**SUPPLIED DATA:**

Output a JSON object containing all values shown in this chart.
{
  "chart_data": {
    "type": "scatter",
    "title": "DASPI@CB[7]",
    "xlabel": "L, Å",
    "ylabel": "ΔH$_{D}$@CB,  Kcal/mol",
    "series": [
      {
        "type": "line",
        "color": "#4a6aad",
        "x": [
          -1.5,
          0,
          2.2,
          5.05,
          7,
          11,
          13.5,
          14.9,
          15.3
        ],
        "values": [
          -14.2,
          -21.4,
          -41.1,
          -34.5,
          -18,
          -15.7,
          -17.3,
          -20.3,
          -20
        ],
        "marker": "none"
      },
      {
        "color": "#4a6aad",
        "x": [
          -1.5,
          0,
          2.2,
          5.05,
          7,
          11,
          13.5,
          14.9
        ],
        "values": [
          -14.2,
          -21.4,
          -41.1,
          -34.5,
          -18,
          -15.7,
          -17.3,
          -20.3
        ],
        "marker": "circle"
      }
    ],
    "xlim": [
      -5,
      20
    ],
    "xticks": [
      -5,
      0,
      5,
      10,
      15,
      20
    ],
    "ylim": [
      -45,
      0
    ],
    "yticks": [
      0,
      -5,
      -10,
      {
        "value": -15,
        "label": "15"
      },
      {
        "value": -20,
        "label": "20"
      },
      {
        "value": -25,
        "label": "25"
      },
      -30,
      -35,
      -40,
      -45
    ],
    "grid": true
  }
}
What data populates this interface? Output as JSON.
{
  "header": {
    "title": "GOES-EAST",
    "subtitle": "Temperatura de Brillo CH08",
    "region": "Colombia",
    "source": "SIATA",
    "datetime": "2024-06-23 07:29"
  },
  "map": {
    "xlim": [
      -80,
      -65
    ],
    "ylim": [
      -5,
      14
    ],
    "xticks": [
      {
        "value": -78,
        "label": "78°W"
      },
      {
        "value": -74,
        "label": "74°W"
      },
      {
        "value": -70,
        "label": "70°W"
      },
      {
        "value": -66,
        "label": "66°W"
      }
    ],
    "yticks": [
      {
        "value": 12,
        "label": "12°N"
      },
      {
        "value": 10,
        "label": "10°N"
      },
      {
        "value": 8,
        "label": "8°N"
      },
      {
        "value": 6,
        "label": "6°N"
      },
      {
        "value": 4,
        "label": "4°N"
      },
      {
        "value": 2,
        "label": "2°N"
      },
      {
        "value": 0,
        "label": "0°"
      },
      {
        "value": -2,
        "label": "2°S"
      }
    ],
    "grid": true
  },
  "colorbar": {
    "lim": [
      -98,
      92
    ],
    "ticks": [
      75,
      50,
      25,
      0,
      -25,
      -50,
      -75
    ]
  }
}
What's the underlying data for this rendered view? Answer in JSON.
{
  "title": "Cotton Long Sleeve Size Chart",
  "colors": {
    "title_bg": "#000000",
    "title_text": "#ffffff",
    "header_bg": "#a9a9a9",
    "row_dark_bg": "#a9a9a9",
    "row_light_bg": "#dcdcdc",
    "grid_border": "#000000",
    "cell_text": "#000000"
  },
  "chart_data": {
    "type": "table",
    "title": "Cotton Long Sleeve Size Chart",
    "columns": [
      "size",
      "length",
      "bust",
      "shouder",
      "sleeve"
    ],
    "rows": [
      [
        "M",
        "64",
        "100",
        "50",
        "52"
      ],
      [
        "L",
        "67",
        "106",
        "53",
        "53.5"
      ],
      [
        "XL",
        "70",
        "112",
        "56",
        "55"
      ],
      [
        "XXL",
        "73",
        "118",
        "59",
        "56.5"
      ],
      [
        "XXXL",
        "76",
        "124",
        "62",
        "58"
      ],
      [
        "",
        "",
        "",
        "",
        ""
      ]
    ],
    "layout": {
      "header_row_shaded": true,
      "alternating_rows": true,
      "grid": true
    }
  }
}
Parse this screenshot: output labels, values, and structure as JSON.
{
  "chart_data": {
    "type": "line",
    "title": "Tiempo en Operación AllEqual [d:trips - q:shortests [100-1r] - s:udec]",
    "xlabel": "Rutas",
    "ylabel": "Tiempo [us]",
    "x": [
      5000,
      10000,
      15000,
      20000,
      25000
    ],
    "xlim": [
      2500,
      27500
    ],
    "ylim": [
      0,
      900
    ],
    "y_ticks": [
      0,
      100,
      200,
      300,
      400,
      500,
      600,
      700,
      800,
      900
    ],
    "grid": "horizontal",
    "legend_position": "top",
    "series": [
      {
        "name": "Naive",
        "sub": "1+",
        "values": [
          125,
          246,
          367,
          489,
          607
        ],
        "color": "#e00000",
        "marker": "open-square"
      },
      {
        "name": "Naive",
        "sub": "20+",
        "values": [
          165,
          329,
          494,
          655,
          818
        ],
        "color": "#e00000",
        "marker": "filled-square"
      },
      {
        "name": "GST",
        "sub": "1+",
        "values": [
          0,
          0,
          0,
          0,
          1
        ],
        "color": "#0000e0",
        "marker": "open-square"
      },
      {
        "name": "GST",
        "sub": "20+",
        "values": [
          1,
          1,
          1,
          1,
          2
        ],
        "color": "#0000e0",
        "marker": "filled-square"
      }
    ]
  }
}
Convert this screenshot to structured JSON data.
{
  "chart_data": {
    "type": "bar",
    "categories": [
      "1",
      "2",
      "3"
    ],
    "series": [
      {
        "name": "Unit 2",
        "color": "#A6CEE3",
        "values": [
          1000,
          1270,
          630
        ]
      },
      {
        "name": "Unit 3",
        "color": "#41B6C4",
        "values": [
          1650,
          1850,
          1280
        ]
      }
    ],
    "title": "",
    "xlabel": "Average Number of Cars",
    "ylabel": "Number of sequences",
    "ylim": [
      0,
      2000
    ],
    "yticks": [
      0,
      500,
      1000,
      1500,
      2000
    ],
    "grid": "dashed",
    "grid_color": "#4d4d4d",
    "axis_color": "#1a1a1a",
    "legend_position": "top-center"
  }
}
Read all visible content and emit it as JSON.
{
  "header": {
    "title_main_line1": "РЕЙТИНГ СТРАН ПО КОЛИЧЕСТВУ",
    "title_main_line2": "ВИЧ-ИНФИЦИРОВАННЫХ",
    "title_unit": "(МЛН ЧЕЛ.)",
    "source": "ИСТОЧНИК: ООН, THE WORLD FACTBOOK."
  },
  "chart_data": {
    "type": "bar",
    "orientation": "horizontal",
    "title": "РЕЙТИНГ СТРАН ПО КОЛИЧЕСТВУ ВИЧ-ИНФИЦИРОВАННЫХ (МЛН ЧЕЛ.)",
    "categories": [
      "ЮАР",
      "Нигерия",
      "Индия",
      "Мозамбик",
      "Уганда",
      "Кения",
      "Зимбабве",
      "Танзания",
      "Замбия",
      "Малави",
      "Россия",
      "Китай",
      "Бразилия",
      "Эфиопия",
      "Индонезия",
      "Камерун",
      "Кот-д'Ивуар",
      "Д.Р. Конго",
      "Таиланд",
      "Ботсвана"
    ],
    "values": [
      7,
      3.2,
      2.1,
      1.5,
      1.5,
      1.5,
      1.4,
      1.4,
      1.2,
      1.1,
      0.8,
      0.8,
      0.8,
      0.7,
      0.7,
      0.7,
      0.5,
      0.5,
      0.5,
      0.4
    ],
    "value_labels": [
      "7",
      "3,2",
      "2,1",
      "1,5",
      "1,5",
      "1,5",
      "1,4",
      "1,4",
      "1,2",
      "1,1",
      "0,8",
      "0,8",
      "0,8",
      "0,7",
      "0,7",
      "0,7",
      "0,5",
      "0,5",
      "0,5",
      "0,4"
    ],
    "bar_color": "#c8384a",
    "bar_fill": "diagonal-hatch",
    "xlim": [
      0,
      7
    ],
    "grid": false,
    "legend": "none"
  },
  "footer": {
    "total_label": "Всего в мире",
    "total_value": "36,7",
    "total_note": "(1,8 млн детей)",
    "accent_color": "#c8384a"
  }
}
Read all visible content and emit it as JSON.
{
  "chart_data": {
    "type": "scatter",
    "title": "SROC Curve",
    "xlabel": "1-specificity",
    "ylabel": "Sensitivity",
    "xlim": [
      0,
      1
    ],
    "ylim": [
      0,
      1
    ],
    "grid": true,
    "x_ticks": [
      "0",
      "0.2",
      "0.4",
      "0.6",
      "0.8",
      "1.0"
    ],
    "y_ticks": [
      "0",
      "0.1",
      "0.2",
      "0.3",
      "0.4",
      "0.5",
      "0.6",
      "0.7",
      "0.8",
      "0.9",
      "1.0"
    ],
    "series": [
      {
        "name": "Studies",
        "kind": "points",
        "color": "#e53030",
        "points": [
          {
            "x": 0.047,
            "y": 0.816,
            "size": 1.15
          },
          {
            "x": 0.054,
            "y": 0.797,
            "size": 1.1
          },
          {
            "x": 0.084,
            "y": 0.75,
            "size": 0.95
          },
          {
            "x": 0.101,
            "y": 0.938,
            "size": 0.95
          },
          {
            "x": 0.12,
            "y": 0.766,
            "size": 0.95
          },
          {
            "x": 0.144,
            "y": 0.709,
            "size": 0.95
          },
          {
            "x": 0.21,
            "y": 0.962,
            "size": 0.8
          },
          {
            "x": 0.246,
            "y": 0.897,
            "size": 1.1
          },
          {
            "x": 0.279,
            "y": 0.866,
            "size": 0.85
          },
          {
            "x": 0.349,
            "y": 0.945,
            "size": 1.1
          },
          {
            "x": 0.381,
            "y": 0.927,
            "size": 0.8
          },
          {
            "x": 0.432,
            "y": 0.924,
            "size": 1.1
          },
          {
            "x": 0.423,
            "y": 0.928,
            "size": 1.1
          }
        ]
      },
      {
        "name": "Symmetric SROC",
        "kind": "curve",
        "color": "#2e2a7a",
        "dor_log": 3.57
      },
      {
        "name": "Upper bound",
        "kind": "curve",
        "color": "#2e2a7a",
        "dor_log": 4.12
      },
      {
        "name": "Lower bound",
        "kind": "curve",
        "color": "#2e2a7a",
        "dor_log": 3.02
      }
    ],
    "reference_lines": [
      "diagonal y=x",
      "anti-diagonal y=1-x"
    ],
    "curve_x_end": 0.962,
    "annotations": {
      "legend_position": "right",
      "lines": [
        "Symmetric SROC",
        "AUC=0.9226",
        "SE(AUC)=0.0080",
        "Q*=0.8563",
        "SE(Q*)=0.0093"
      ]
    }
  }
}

**SHORT PROBLEM:**
Find the lines containing "ИНФИЦИРОВАННЫХ" and list every one of them.

**SOLUTION TO THIS EXERCISE:**
    "title_main_line2": "ВИЧ-ИНФИЦИРОВАННЫХ",
    "title": "РЕЙТИНГ СТРАН ПО КОЛИЧЕСТВУ ВИЧ-ИНФИЦИРОВАННЫХ (МЛН ЧЕЛ.)",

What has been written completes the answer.